-------- PROVIDED ENTRIES --------
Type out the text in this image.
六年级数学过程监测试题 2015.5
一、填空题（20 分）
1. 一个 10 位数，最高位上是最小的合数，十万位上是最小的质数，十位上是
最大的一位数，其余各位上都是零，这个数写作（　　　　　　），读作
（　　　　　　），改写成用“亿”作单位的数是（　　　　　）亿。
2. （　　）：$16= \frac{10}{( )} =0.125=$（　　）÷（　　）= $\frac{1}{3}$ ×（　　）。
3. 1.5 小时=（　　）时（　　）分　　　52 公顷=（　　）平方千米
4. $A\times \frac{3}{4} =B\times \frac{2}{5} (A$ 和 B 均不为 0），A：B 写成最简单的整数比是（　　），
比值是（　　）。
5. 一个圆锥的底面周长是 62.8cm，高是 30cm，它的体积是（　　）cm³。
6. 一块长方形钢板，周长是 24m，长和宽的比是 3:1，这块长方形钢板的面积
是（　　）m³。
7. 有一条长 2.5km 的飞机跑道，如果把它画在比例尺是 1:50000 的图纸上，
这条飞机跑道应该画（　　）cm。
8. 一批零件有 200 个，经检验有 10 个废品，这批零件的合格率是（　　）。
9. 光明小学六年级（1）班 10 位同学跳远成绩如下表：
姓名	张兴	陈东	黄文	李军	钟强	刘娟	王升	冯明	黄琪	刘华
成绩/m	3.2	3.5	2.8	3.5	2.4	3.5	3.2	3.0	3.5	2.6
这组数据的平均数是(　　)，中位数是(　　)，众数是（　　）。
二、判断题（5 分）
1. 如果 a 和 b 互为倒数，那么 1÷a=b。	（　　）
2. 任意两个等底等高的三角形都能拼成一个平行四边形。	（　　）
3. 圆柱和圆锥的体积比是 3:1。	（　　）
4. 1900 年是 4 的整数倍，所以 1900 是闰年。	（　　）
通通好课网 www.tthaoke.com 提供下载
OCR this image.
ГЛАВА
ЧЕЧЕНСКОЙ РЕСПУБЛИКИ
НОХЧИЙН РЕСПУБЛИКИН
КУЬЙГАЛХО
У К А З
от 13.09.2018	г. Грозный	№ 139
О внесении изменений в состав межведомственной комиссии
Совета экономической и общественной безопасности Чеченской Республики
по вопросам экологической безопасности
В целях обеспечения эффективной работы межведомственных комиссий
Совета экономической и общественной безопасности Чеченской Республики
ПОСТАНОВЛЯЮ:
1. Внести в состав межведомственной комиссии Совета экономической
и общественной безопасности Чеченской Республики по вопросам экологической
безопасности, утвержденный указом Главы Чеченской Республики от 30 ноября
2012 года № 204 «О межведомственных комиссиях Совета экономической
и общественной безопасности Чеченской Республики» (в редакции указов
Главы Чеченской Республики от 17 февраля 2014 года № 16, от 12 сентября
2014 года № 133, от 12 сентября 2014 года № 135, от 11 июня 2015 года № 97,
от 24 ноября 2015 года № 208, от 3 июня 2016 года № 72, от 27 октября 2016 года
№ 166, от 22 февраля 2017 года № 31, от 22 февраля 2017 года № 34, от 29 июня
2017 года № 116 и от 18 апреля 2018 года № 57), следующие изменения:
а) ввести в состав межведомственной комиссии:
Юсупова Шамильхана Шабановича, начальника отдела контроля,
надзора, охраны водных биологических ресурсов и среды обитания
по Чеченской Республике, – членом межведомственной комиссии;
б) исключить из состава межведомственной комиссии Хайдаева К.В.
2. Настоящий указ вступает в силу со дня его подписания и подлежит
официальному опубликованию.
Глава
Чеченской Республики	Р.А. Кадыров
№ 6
--------
### DIRECTION:
Select and copy each line from the data that includes the word "image".

### REPLY:
Type out the text in this image.
OCR this image.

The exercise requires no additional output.